<<<<

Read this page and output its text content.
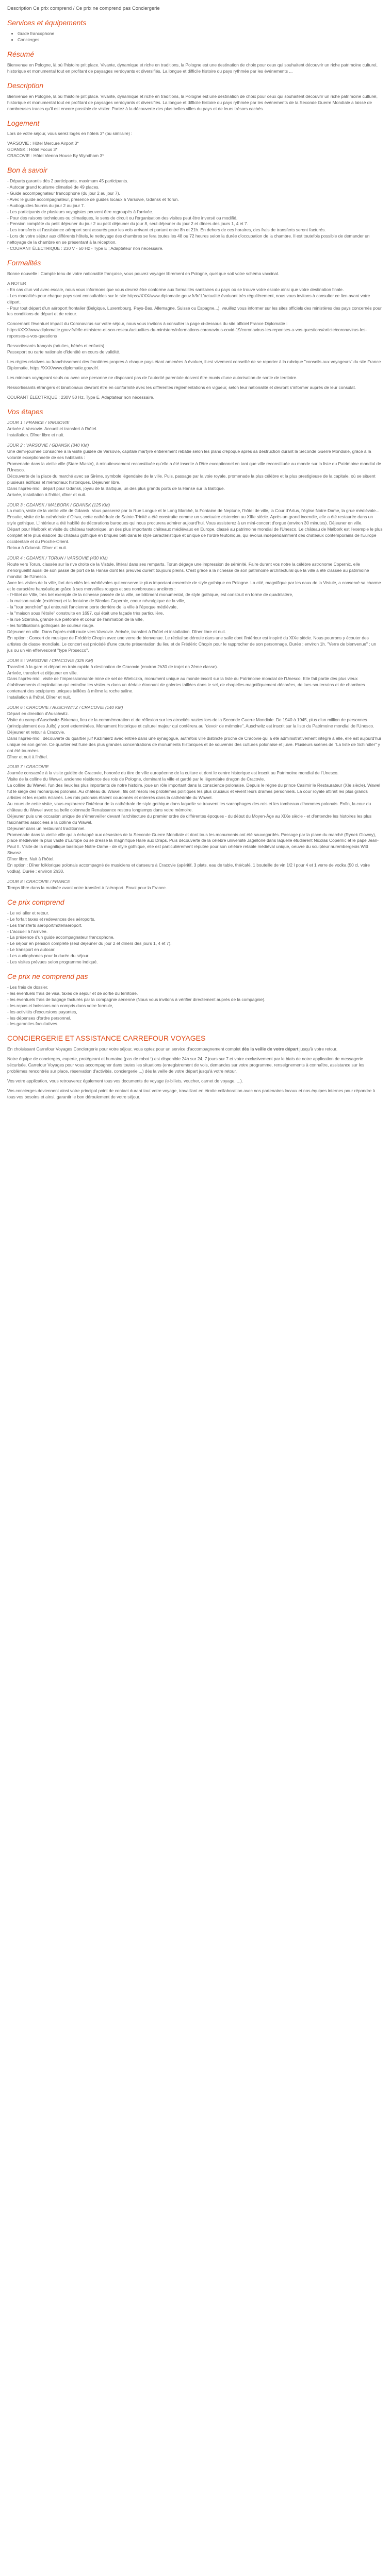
Description Ce prix comprend / Ce prix ne comprend pas Conciergerie
Services et équipements
• Guide francophone
• Concierges
Résumé

Bienvenue en Pologne, là où l'histoire prit place. Vivante, dynamique et riche en traditions, la Pologne est une destination de choix pour ceux qui souhaitent découvrir un riche patrimoine culturel, historique et monumental tout en profitant de paysages verdoyants et diversifiés. La longue et difficile histoire du pays rythmée par les événements ...

Description

Bienvenue en Pologne, là où l'histoire prit place. Vivante, dynamique et riche en traditions, la Pologne est une destination de choix pour ceux qui souhaitent découvrir un riche patrimoine culturel, historique et monumental tout en profitant de paysages verdoyants et diversifiés. La longue et difficile histoire du pays rythmée par les événements de la Seconde Guerre Mondiale a laissé de nombreuses traces qu'il est encore possible de visiter. Partez à la découverte des plus belles villes du pays et de leurs trésors cachés.

Logement

Lors de votre séjour, vous serez logés en hôtels 3* (ou similaire) :

VARSOVIE : Hôtel Mercure Airport 3*
GDANSK : Hôtel Focus 3*
CRACOVIE : Hôtel Vienna House By Wyndham 3*
Bon à savoir
- Départs garantis dès 2 participants, maximum 45 participants.
- Autocar grand tourisme climatisé de 49 places.
- Guide accompagnateur francophone (du jour 2 au jour 7).
- Avec le guide accompagnateur, présence de guides locaux à Varsovie, Gdansk et Torun.
- Audioguides fournis du jour 2 au jour 7.
- Les participants de plusieurs voyagistes peuvent être regroupés à l'arrivée.
- Pour des raisons techniques ou climatiques, le sens de circuit ou l'organisation des visites peut être inversé ou modifié.
- Pension complète du petit déjeuner du jour 2 au petit déjeuner du jour 8, seul déjeuner du jour 2 et dîners des jours 1, 4 et 7.
- Les transferts et l'assistance aéroport sont assurés pour les vols arrivant et partant entre 8h et 21h. En dehors de ces horaires, des frais de transferts seront facturés.
- Lors de votre séjour aux différents hôtels, le nettoyage des chambres se fera toutes les 48 ou 72 heures selon la durée d'occupation de la chambre. Il est toutefois possible de demander un nettoyage de la chambre en se présentant à la réception.
- COURANT ÉLECTRIQUE : 230 V - 50 Hz - Type E ; Adaptateur non nécessaire.
Formalités

Bonne nouvelle : Compte tenu de votre nationalité française, vous pouvez voyager librement en Pologne, quel que soit votre schéma vaccinal.

A NOTER
- En cas d'un vol avec escale, nous vous informons que vous devrez être conforme aux formalités sanitaires du pays où se trouve votre escale ainsi que votre destination finale.
- Les modalités pour chaque pays sont consultables sur le site https://XXX/www.diplomatie.gouv.fr/fr/ L'actualité évoluant très régulièrement, nous vous invitons à consulter ce lien avant votre départ.
- Pour tout départ d'un aéroport frontalier (Belgique, Luxembourg, Pays-Bas, Allemagne, Suisse ou Espagne...), veuillez vous informer sur les sites officiels des ministères des pays concernés pour les conditions de départ et de retour.

Concernant l'éventuel impact du Coronavirus sur votre séjour, nous vous invitons à consulter la page ci-dessous du site officiel France Diplomatie :
https://XXX/www.diplomatie.gouv.fr/fr/le-ministere-et-son-reseau/actualites-du-ministere/informations-coronavirus-covid-19/coronavirus-les-reponses-a-vos-questions/article/coronavirus-les-reponses-a-vos-questions

Ressortissants français (adultes, bébés et enfants) :
Passeport ou carte nationale d'identité en cours de validité.

Les règles relatives au franchissement des frontières propres à chaque pays étant amenées à évoluer, il est vivement conseillé de se reporter à la rubrique "conseils aux voyageurs" du site France Diplomatie, https://XXX/www.diplomatie.gouv.fr/.

Les mineurs voyageant seuls ou avec une personne ne disposant pas de l'autorité parentale doivent être munis d'une autorisation de sortie de territoire.

Ressortissants étrangers et binationaux devront être en conformité avec les différentes réglementations en vigueur, selon leur nationalité et devront s'informer auprès de leur consulat.

COURANT ÉLECTRIQUE : 230V 50 Hz, Type E. Adaptateur non nécessaire.

Vos étapes
JOUR 1 : FRANCE / VARSOVIE
Arrivée à Varsovie. Accueil et transfert à l'hôtel.
Installation. Dîner libre et nuit.
JOUR 2 : VARSOVIE / GDANSK (340 KM)
Une demi-journée consacrée à la visite guidée de Varsovie, capitale martyre entièrement rebâtie selon les plans d'époque après sa destruction durant la Seconde Guerre Mondiale, grâce à la volonté exceptionnelle de ses habitants :
Promenade dans la vieille ville (Stare Miasto), à minutieusement reconstituée qu'elle a été inscrite à l'être exceptionnel en tant que ville reconstituée au monde sur la liste du Patrimoine mondial de l'Unesco.
Découverte de la place du marché avec sa Sirène, symbole légendaire de la ville. Puis, passage par la voie royale, promenade la plus célèbre et la plus prestigieuse de la capitale, où se situent plusieurs édifices et mémoriaux historiques. Déjeuner libre.
Dans l'après-midi, départ pour Gdansk, joyau de la Baltique, un des plus grands ports de la Hanse sur la Baltique.
Arrivée, installation à l'hôtel, dîner et nuit.
JOUR 3 : GDANSK / MALBORK / GDANSK (125 KM)
La matin, visite de la vieille ville de Gdansk. Vous passerez par la Rue Longue et le Long Marché, la Fontaine de Neptune, l'hôtel de ville, la Cour d'Artus, l'église Notre-Dame, la grue médiévale...
Ensuite, visite de la cathédrale d'Oliwa, cette cathédrale de Sainte-Trinité a été construite comme un sanctuaire cistercien au XIIIe siècle. Après un grand incendie, elle a été restaurée dans un style gothique. L'intérieur a été habillé de décorations baroques qui nous procurera admirer aujourd'hui. Vous assisterez à un mini-concert d'orgue (environ 30 minutes). Déjeuner en ville.
Départ pour Malbork et visite du château teutonique, un des plus importants châteaux médiévaux en Europe, classé au patrimoine mondial de l'Unesco. Le château de Malbork est l'exemple le plus complet et le plus élaboré du château gothique en briques bâti dans le style caractéristique et unique de l'ordre teutonique, qui évolua indépendamment des châteaux contemporains de l'Europe occidentale et du Proche-Orient.
Retour à Gdansk. Dîner et nuit.
JOUR 4 : GDANSK / TORUN / VARSOVIE (430 KM)
Route vers Torun, classée sur la rive droite de la Vistule, littéral dans ses remparts. Torun dégage une impression de sérénité. Faire durant vos notre la célèbre astronome Copernic, elle s'enorgueillit aussi de son passé de port de la Hanse dont les preuves durent toujours pleins. C'est grâce à la richesse de son patrimoine architectural que la ville a été classée au patrimoine mondial de l'Unesco.
Avec les visites de la ville, fort des cités les médiévales qui conserve le plus important ensemble de style gothique en Pologne. La cité, magnifique par les eaux de la Vistule, a conservé sa charme et le caractère hanséatique grâce à ses merveilles rouges et ses nombreuses ancières :
- l'Hôtel de Ville, très bel exemple de la richesse passée de la ville, ce bâtiment monumental, de style gothique, est construit en forme de quadrilatère,
- la maison natale (extérieur) et la fontaine de Nicolas Copernic, coeur névralgique de la ville,
- la "tour penchée" qui entourait l'ancienne porte derrière de la ville à l'époque médiévale,
- la "maison sous l'étoile" construite en 1697, qui était une façade très particulière,
- la rue Szeroka, grande rue piétonne et coeur de l'animation de la ville,
- les fortifications gothiques de couleur rouge.
Déjeuner en ville. Dans l'après-midi route vers Varsovie. Arrivée, transfert à l'hôtel et installation. Dîner libre et nuit.
En option : Concert de musique de Frédéric Chopin avec une verre de bienvenue. Le récital se déroule dans une salle dont l'intérieur est inspiré du XIXe siècle. Nous pourrons y écouter des artistes de classe mondiale. Le concert est précédé d'une courte présentation du lieu et de Frédéric Chopin pour le rapprocher de son personnage. Durée : environ 1h. "Verre de bienvenue" : un jus ou un vin effervescent "type Prosecco".
JOUR 5 : VARSOVIE / CRACOVIE (325 KM)
Transfert à la gare et départ en train rapide à destination de Cracovie (environ 2h30 de trajet en 2ème classe).
Arrivée, transfert et déjeuner en ville.
Dans l'après-midi, visite de l'impressionnante mine de sel de Wieliczka, monument unique au monde inscrit sur la liste du Patrimoine mondial de l'Unesco. Elle fait partie des plus vieux établissements d'exploitation qui entraîne les visiteurs dans un dédale étonnant de galeries taillées dans le sel, de chapelles magnifiquement décorées, de lacs souterrains et de chambres contenant des sculptures uniques taillées à même la roche saline.
Installation à l'hôtel. Dîner et nuit.
JOUR 6 : CRACOVIE / AUSCHWITZ / CRACOVIE (140 KM)
Départ en direction d'Auschwitz.
Visite du camp d'Auschwitz-Birkenau, lieu de la commémoration et de réflexion sur les atrocités nazies lors de la Seconde Guerre Mondiale. De 1940 à 1945, plus d'un million de personnes (principalement des Juifs) y sont exterminées. Monument historique et culturel majeur qui conférera au "devoir de mémoire", Auschwitz est inscrit sur la liste du Patrimoine mondial de l'Unesco. Déjeuner et retour à Cracovie.
Dans l'après-midi, découverte du quartier juif Kazimierz avec entrée dans une synagogue, autrefois ville distincte proche de Cracovie qui a été administrativement intégré à elle, elle est aujourd'hui unique en son genre. Ce quartier est l'une des plus grandes concentrations de monuments historiques et de souvenirs des cultures polonaise et juive. Plusieurs scènes de "La liste de Schindler" y ont été tournées.
Dîner et nuit à l'hôtel.
JOUR 7 : CRACOVIE
Journée consacrée à la visite guidée de Cracovie, honorée du titre de ville européenne de la culture et dont le centre historique est inscrit au Patrimoine mondial de l'Unesco.
Visite de la colline du Wawel, ancienne résidence des rois de Pologne, dominant la ville et gardé par le légendaire dragon de Cracovie.
La colline du Wawel, l'un des lieux les plus importants de notre histoire, joue un rôle important dans la conscience polonaise. Depuis le règne du prince Casimir le Restaurateur (XIe siècle), Wawel fut le siège des monarques polonais. Au château du Wawel, fils ont résolu les problèmes politiques les plus cruciaux et vivent leurs drames personnels. La cour royale attirait les plus grands artistes et les esprits éclairés. Les rois polonais étaient couronnés et enterrés dans la cathédrale du Wawel.
Au cours de cette visite, vous explorerez l'intérieur de la cathédrale de style gothique dans laquelle se trouvent les sarcophages des rois et les tombeaux d'hommes polonais. Enfin, la cour du château du Wawel avec sa belle colonnade Renaissance restera longtemps dans votre mémoire.
Déjeuner puis une occasion unique de s'émerveiller devant l'architecture du premier ordre de différentes époques - du début du Moyen-Âge au XIXe siècle - et d'entendre les histoires les plus fascinantes associées à la colline du Wawel.
Déjeuner dans un restaurant traditionnel.
Promenade dans la vieille ville qui a échappé aux désastres de la Seconde Guerre Mondiale et dont tous les monuments ont été sauvegardés. Passage par la place du marché (Rynek Glowny), place médiévale la plus vaste d'Europe où se dresse la magnifique Halle aux Draps. Puis découverte de la célèbre université Jagellone dans laquelle étudièrent Nicolas Copernic et le pape Jean-Paul II. Visite de la magnifique basilique Notre-Dame - de style gothique, elle est particulièrement réputée pour son célèbre retable médiéval unique, oeuvre du sculpteur nurembergeois Witt Stwosz.
Dîner libre. Nuit à l'hôtel.
En option : Dîner folklorique polonais accompagné de musiciens et danseurs à Cracovie (apéritif, 3 plats, eau de table, thé/café, 1 bouteille de vin 1/2 l pour 4 et 1 verre de vodka (50 cl, voire vodka). Durée : environ 2h30.
JOUR 8 : CRACOVIE / FRANCE
Temps libre dans la matinée avant votre transfert à l'aéroport. Envol pour la France.
Ce prix comprend
- Le vol aller et retour.
- Le forfait taxes et redevances des aéroports.
- Les transferts aéroport/hôtel/aéroport.
- L'accueil à l'arrivée.
- La présence d'un guide accompagnateur francophone.
- Le séjour en pension complète (seul déjeuner du jour 2 et dîners des jours 1, 4 et 7).
- Le transport en autocar.
- Les audiophones pour la durée du séjour.
- Les visites prévues selon programme indiqué.
Ce prix ne comprend pas
- Les frais de dossier.
- les éventuels frais de visa, taxes de séjour et de sortie du territoire.
- les éventuels frais de bagage facturés par la compagnie aérienne (Nous vous invitons à vérifier directement auprès de la compagnie).
- les repas et boissons non compris dans votre formule,
- les activités d'excursions payantes,
- les dépenses d'ordre personnel,
- les garanties facultatives.
CONCIERGERIE ET ASSISTANCE CARREFOUR VOYAGES

En choisissant Carrefour Voyages Conciergerie pour votre séjour, vous optez pour un service d'accompagnement complet dès la veille de votre départ jusqu'à votre retour.

Notre équipe de concierges, experte, protégeant et humaine (pas de robot !) est disponible 24h sur 24, 7 jours sur 7 et votre exclusivement par le biais de notre application de messagerie sécurisée. Carrefour Voyages pour vous accompagner dans toutes les situations (enregistrement de vols, demandes sur votre programme, renseignements à connaître, assistance sur les problèmes rencontrés sur place, réservation d'activités, conciergerie ...) dès la veille de votre départ jusqu'à votre retour.

Vos votre application, vous retrouverez également tous vos documents de voyage (e-billets, voucher, carnet de voyage, ...).

Vos concierges deviennent ainsi votre principal point de contact durant tout votre voyage, travaillant en étroite collaboration avec nos partenaires locaux et nos équipes internes pour répondre à tous vos besoins et ainsi, garantir le bon déroulement de votre séjour.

>>>>

* Instructions for the task
Look through the records and copy every line that has the word "ancienne".

* Response to this exercise
- la "tour penchée" qui entourait l'ancienne porte derrière de la ville à l'époque médiévale,
Visite de la colline du Wawel, ancienne résidence des rois de Pologne, dominant la ville et gardé par le légendaire dragon de Cracovie.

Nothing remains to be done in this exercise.